### やること
1 – 新しき村についての文章を読み、次の問いに答えてください。
(a) 1918年に「新しき村」が創設された場所はどこか。
(b) 昭和14年に村の一部が移転した先はどこか。
(c) 前田さんが月刊雑誌の編集部に配属されたのは何年か。
2 – 新しき村についての文章を、最後の文の後から続けて書いて。

──────── 抜粋 ────────

2018年4月11日水曜日

前田速夫(民俗研究者)          ・“新しき村”、百年の歳月が投げかけるもの

前田速夫(民俗研究者)      ・“新しき村”、百年の歳月が投げかけるもの
今から100年前の1918年大正7年当時の白樺派の作家、武者小路実篤が中心になり、宮崎県児湯郡木城村に「新しき村」が創設されました。
これは実篤が自らの理想を実現しようと提唱した農村共同体です。
開村して20年、農業生産もようやく軌道に乗って、これからという時に県営のダム工事が発表され村の最良の土地が水没する存亡の危機に直面しました。
この為に昭和14年に村をわかち、一部が埼玉県の毛呂山町に移転しました。
以後宮崎の日向の村と埼玉の東の村とが存続して今日に至っています。
新しき村は実際に村に住んで生活している村内会員と、村の外に住んで経済的、精神的支援をする村外会員で成り立っているのが特徴となっています。
前田さんは10年ほど前から村外会員として活動していますが、創設100年を機に『「新しき村」の百年 〈愚者の園〉の真実』 と云う本を著しました。
ユートピアの共同体が100年間も続くことは世界でも例を見ないそうです。
「新しき村」の歴史を振り返り分析すると、今の日本や世界が抱える問題が見えてくると指摘しています。

大手出版の新潮社に就職、1968年(昭和43年)、初めから希望した月刊雑誌の編集部に配属されました。
前年から始まっていた武者小路実篤さんの長編自伝小説の担当を命じられて、毎月実篤邸に通いました。
当時実篤さんは80歳代の半ばでした。

──────── 提供データ ────────

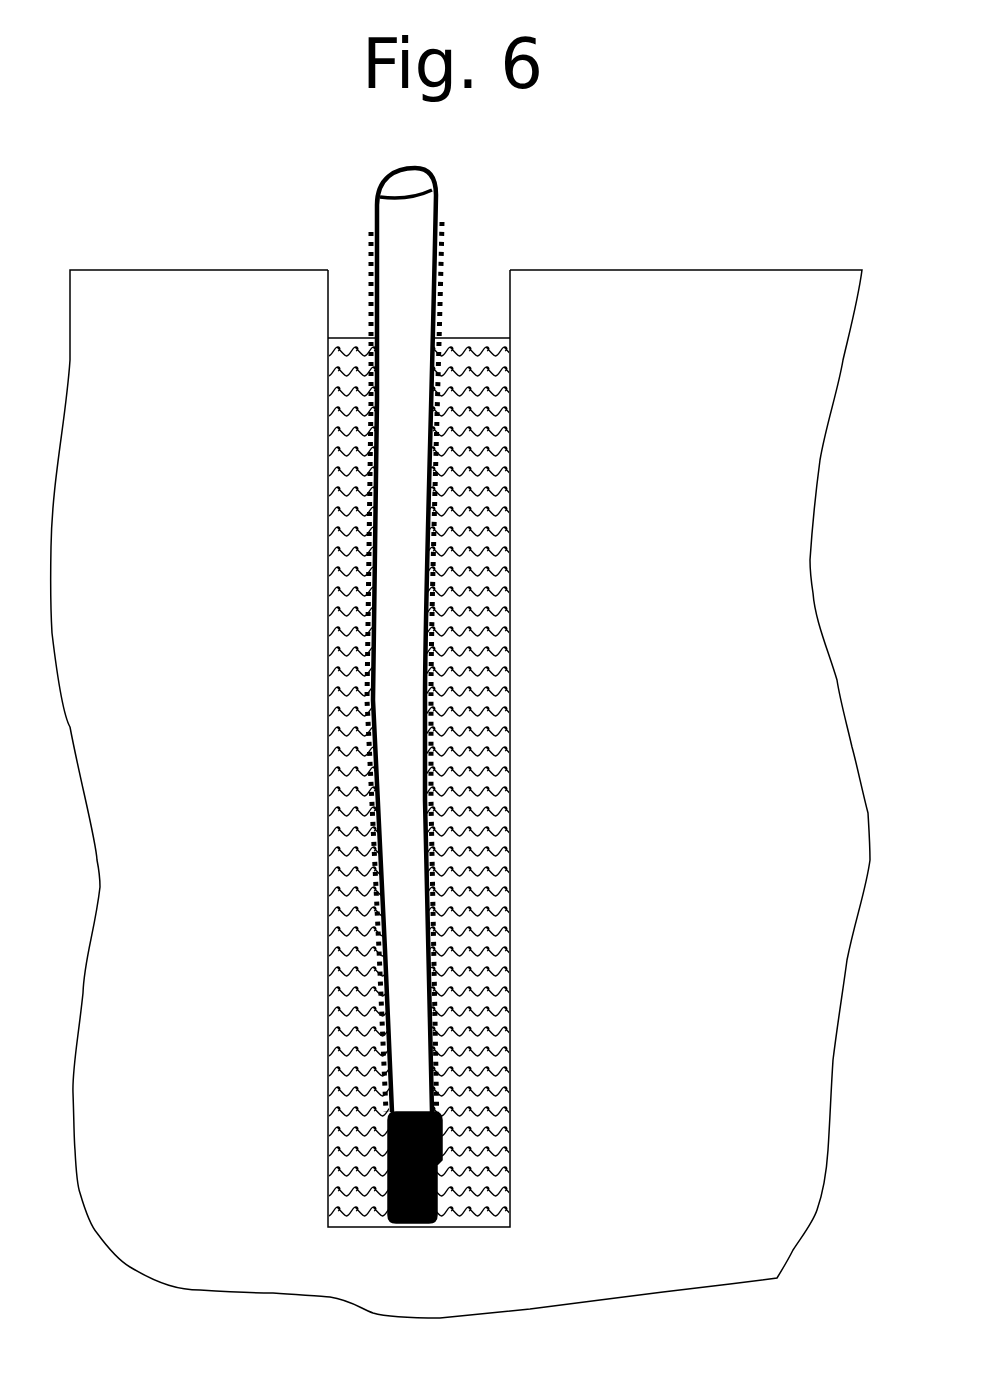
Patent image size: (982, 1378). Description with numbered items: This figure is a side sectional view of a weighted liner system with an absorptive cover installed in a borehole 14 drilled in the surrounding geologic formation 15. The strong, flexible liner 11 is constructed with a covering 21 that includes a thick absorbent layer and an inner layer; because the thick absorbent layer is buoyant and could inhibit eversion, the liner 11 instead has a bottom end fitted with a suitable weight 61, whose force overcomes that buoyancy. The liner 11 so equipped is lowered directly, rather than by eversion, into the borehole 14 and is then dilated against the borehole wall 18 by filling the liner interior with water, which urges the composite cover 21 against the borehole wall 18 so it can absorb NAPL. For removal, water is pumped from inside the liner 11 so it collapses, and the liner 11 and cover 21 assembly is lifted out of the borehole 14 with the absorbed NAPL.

The liner 11 is at (395, 222).
The covering 21 is at (442, 300).
The borehole 14 is at (490, 893).
The geologic formation 15 is at (460, 794).
The borehole wall 18 is at (505, 1060).
The weight 61 is at (437, 1155).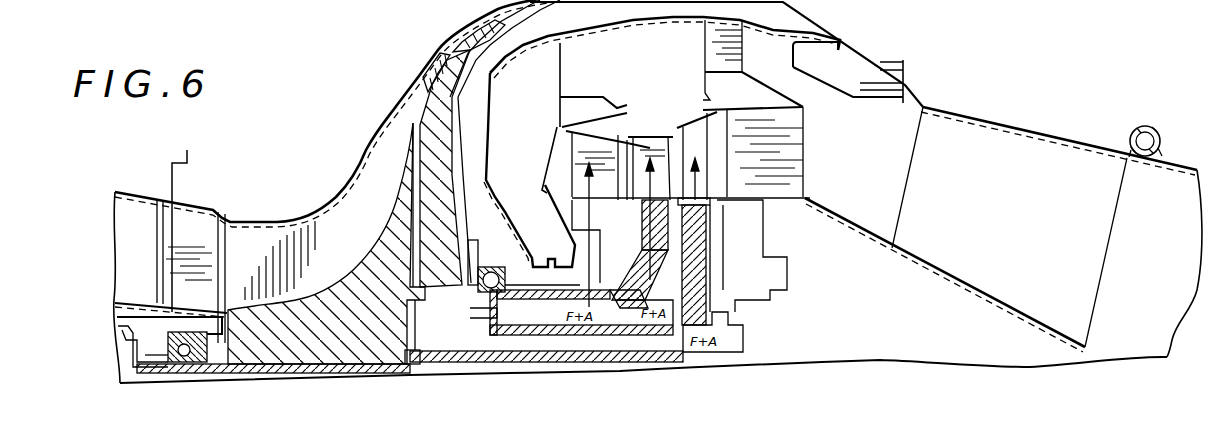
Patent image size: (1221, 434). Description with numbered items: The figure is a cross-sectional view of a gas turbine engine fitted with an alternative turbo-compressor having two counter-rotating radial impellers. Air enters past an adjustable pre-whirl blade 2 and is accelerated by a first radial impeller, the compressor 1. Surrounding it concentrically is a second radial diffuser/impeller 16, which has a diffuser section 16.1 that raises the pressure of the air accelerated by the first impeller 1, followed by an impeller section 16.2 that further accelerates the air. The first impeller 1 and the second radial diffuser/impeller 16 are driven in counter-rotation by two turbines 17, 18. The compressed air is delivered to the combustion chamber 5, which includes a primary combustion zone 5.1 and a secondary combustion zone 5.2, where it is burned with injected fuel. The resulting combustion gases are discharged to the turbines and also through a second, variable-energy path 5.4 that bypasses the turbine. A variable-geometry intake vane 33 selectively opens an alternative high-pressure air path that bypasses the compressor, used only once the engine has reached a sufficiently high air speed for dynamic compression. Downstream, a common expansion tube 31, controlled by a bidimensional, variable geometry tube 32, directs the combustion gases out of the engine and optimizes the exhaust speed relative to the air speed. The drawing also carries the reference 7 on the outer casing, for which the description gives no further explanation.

The compressor 1 is at (273, 240).
The adjustable pre-whirl blade 2 is at (168, 240).
The combustion chamber 5 is at (523, 97).
The primary combustion zone 5.1 is at (540, 244).
The secondary combustion zone 5.2 is at (647, 70).
The second, variable-energy path 5.4 is at (802, 88).
The outer skin 7 is at (838, 36).
The second radial diffuser/impeller 16 is at (437, 127).
The diffuser section 16.1 is at (430, 84).
The impeller section 16.2 is at (456, 46).
The turbine 17 is at (645, 147).
The turbine 18 is at (698, 143).
The common expansion tube 31 is at (960, 150).
The bidimensional, variable geometry tube 32 is at (1165, 158).
The variable-geometry intake vane 33 is at (573, 167).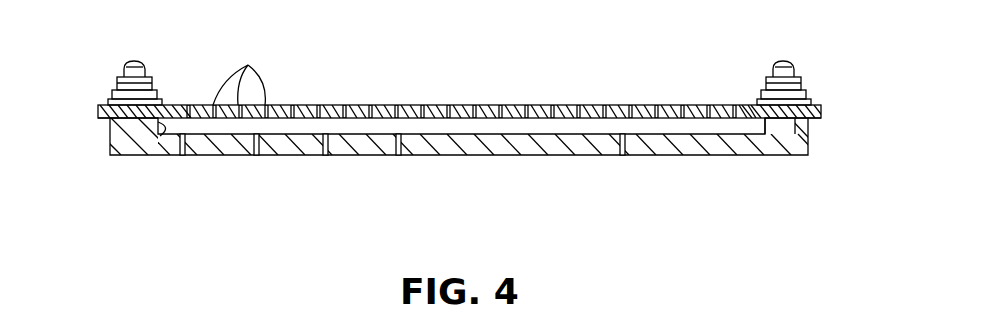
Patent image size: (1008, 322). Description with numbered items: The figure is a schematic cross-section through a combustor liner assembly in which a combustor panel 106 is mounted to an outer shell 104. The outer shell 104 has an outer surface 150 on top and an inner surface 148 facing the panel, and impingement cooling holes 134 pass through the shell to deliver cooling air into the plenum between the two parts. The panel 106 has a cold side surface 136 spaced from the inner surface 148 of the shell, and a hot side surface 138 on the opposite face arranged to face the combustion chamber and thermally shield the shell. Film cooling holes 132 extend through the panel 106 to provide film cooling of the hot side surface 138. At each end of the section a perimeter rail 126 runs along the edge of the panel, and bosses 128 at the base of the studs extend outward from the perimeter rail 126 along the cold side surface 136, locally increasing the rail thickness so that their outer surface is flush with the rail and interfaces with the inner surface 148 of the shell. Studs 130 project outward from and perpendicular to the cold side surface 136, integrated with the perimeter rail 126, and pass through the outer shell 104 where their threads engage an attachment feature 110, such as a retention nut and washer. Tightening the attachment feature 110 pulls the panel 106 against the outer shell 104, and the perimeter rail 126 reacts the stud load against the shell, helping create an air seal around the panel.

The outer shell 104 is at (353, 104).
The combustor panel 106 is at (355, 156).
The attachment feature 110 is at (153, 83).
The perimeter rail 126 is at (94, 119).
The bosses 128 is at (166, 132).
The studs 130 is at (135, 60).
The film cooling holes 132 is at (317, 158).
The impingement cooling holes 134 is at (241, 70).
The cold side surface 136 is at (579, 108).
The hot side surface 138 is at (645, 166).
The inner surface 148 is at (465, 132).
The outer surface 150 is at (432, 90).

────────

### 想定される答え
1 –
(a) 宮崎県児湯郡木城村
(b) 埼玉県の毛呂山町
(c) 1968年(昭和43年)

2 –
原稿の受け渡しが済むと、奥さんがお茶を入れてくれて、実篤さんとは世間話を色々しました。
私の両親は戦前からの村外会員でした。
両親は実篤夫妻の媒酌で結婚しまして、家中実篤関係の書がごろごろしていました。
小さい時に「新しき村」の創立記念祭があり、毎年父に連れられて弟と一緒に行きました。
実篤作品はよく読んできました。
実篤詩集は愛読書でした。
当時街のお蕎麦屋さん食堂などには実篤の色紙、絵皿などがあふれていました。

1918年宮崎県の奥地日向の村、武者小路実篤と同士の17人が開墾した。
子供を入れると20人だったそうです。
1917年はロシア革命、1918年はシベリア出兵、日本各地では米騒動が起きていました。
国内外が騒然とした時代でした。
武者小路実篤は社会改造の理想を高々と掲げて青年男女が故郷を離れて裸一貫で集まってきた、そういう時代でした。
自他共生、人類共生、を目指す、農業を主にしたユートピア共同体でした。
宗教、イデオロギーとかとは全く無縁でした。
8時間の役務労働があり、各自自分のやりたい事、創作、芸術活動、劇団を作って九州を公演したりなどもしました。
「君は君、我は我なり、されど仲良き」 先生の言葉
普通共同体では、個は全体に奉仕するが、「新しき村」では全体が個に奉仕する、世界に類を見ない美質だと思います。
いまだに「新しき村」が新し理由だと思います。

「新しき村」の場合は100年今でも続いていて、世界的に見ても奇跡に近い様なものだと思います。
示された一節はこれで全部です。